This is the second in my series of Midweek Musings on the Lord’s Prayer.

Each week in worship, we say these familiar words together—and that’s a beautiful thing. But it’s also a dangerous thing. Because anything we say often enough can lose its weight if we’re not careful. It can become a reflex more than a request. More a habit than a hope.

My intent in writing this series is simple: to help us really think about what we’re praying, phrase by phrase. Because this prayer Jesus taught us—it’s not just spiritual poetry. It’s a bold, radical invitation to seek God’s heart, to align our lives with God's will, and to imagine a world shaped more by heaven than by human agendas.

So, let’s pause together again this week. Let’s slow down and take seriously what it means to say:

“Thy kingdom come, thy will be done, on earth as it is in heaven.” (Matthew 6:10)

While we know these words in this form as translated into English in the King James version of the Bible; the actual literal translation from the original Greek that Jesus teaches his disciple to pray say this:

“Let your kingdom come; let your will come into being—as in heaven, so also on earth.”

> SET OF TASKS:
1 - Answer these questions about the reflection on the Lord's Prayer.
(a) What is the name of the writer's series?
(b) Which Bible verse is quoted?
(c) Which version of the Bible gives the familiar English form of the words?
2 - Summarize the reflection on the Lord's Prayer in two sentences.
3 - In the reflection on the Lord's Prayer, copy the text between "Each week in" and "than a hope.", inclusive, replacing "reflex" with "routine".

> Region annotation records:
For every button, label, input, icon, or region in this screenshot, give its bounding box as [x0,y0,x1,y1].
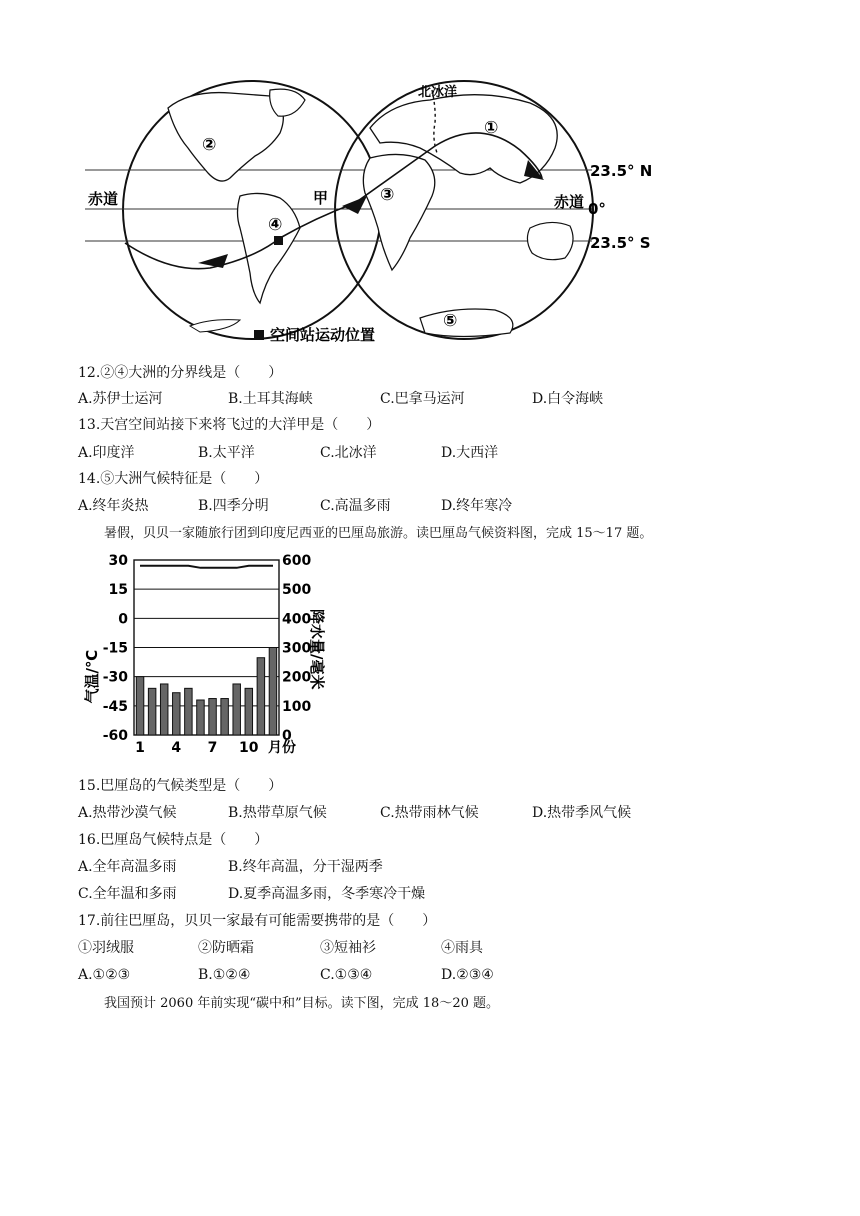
legend-label: 空间站运动位置 [270,326,376,344]
question-12-option-b[interactable]: B.土耳其海峡 [228,391,313,407]
label-lat-zero: 0° [588,200,606,218]
chart-precipitation-bar [245,688,252,735]
label-continent-5: ⑤ [443,311,458,331]
chart-x-tick: 4 [171,740,182,756]
question-14-option-d[interactable]: D.终年寒冷 [441,498,513,514]
question-13-option-d[interactable]: D.大西洋 [441,445,499,461]
chart-precipitation-bar [173,693,180,735]
question-15-option-d[interactable]: D.热带季风气候 [532,805,632,821]
question-12-option-d[interactable]: D.白令海峡 [532,391,604,407]
chart-precipitation-bar [197,700,204,735]
chart-left-tick: 30 [108,553,128,569]
world-map-figure [80,78,660,358]
chart-precipitation-bar [209,699,216,735]
greenland-landmass [270,89,305,116]
chart-right-tick: 600 [282,553,312,569]
label-continent-2: ② [202,135,217,155]
label-lat-north: 23.5° N [590,162,653,180]
chart-right-tick: 0 [282,728,292,744]
question-16-option-c[interactable]: C.全年温和多雨 [78,886,177,902]
path-arrow-1 [198,254,228,268]
chart-left-tick: -45 [102,698,128,715]
chart-precipitation-bar [269,648,276,736]
question-14-stem: 14.⑤大洲气候特征是（ ） [78,471,269,487]
south-america-landmass [238,193,301,303]
chart-left-axis-label: 气温/℃ [83,649,101,704]
chart-right-axis-label: 降水量/毫米 [308,609,326,690]
antarctica-landmass [420,309,513,337]
question-15-option-a[interactable]: A.热带沙漠气候 [78,805,177,821]
question-17-item-1: ①羽绒服 [78,940,134,956]
question-13-stem: 13.天宫空间站接下来将飞过的大洋甲是（ ） [78,417,381,433]
antarctica-left-fragment [190,320,240,332]
question-17-option-a[interactable]: A.①②③ [78,967,131,983]
question-14-option-a[interactable]: A.终年炎热 [78,498,149,514]
chart-right-tick: 200 [282,669,312,686]
chart-x-tick: 7 [207,740,218,756]
question-15-option-c[interactable]: C.热带雨林气候 [380,805,479,821]
question-15-stem: 15.巴厘岛的气候类型是（ ） [78,778,283,794]
chart-x-tick: 10 [239,740,259,756]
legend-marker [254,330,264,340]
label-equator-right: 赤道 [554,193,585,211]
chart-x-axis-label: 月份 [268,740,296,756]
question-16-option-b[interactable]: B.终年高温，分干湿两季 [228,859,383,875]
chart-left-tick: -30 [102,669,128,686]
intro-bali: 暑假，贝贝一家随旅行团到印度尼西亚的巴厘岛旅游。读巴厘岛气候资料图，完成 15～17 题。 [104,526,653,541]
chart-x-tick: 1 [135,740,145,756]
question-17-option-c[interactable]: C.①③④ [320,967,373,983]
question-17-option-d[interactable]: D.②③④ [441,967,494,983]
question-17-item-3: ③短袖衫 [320,940,376,956]
label-continent-3: ③ [380,185,395,205]
label-continent-4: ④ [268,215,283,235]
chart-precipitation-bar [148,688,155,735]
chart-precipitation-bar [185,688,192,735]
question-12-option-c[interactable]: C.巴拿马运河 [380,391,465,407]
chart-right-tick: 100 [282,698,312,715]
australia-landmass [527,222,573,259]
label-jia: 甲 [313,189,329,207]
north-america-landmass [168,93,283,181]
question-15-option-b[interactable]: B.热带草原气候 [228,805,327,821]
chart-left-tick: -15 [102,640,128,657]
question-17-option-b[interactable]: B.①②④ [198,967,251,983]
question-14-option-c[interactable]: C.高温多雨 [320,498,391,514]
chart-right-tick: 400 [282,611,312,628]
chart-precipitation-bar [257,658,264,735]
chart-left-tick: 15 [108,582,128,599]
question-16-stem: 16.巴厘岛气候特点是（ ） [78,832,269,848]
question-12-stem: 12.②④大洲的分界线是（ ） [78,365,283,381]
label-continent-1: ① [484,118,499,138]
question-17-item-2: ②防晒霜 [198,940,254,956]
intro-carbon-neutral: 我国预计 2060 年前实现“碳中和”目标。读下图，完成 18～20 题。 [104,996,499,1011]
bali-climate-chart [78,548,328,760]
chart-temperature-line [140,566,273,568]
chart-left-tick: -60 [102,728,128,744]
question-12-option-a[interactable]: A.苏伊士运河 [78,391,163,407]
chart-left-tick: 0 [118,611,128,628]
chart-precipitation-bar [221,699,228,735]
question-17-item-4: ④雨具 [441,940,483,956]
question-13-option-a[interactable]: A.印度洋 [78,445,135,461]
question-13-option-c[interactable]: C.北冰洋 [320,445,377,461]
chart-precipitation-bar [136,677,143,735]
chart-precipitation-bar [233,684,240,735]
label-arctic-ocean: 北冰洋 [418,85,458,100]
question-17-stem: 17.前往巴厘岛，贝贝一家最有可能需要携带的是（ ） [78,913,437,929]
chart-right-tick: 300 [282,640,312,657]
question-16-option-a[interactable]: A.全年高温多雨 [78,859,177,875]
space-station-marker [274,236,283,245]
path-arrow-2 [342,196,367,214]
chart-right-tick: 500 [282,582,312,599]
question-16-option-d[interactable]: D.夏季高温多雨，冬季寒冷干燥 [228,886,426,902]
chart-precipitation-bar [160,684,167,735]
label-equator-left: 赤道 [88,190,119,208]
question-13-option-b[interactable]: B.太平洋 [198,445,255,461]
question-14-option-b[interactable]: B.四季分明 [198,498,269,514]
label-lat-south: 23.5° S [590,234,651,252]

> SET OF ANSWERS:
1 -
(a) Midweek Musings
(b) Matthew 6:10
(c) The King James version

2 - The second entry in a series of Midweek Musings on the Lord's Prayer warns that words said often can turn into habit. It aims to help readers think through the prayer phrase by phrase, and this week it looks at "Thy kingdom come, thy will be done, on earth as it is in heaven" next to a literal translation from the Greek.

3 -
Each week in worship, we say these familiar words together—and that’s a beautiful thing. But it’s also a dangerous thing. Because anything we say often enough can lose its weight if we’re not careful. It can become a routine more than a request. More a habit than a hope.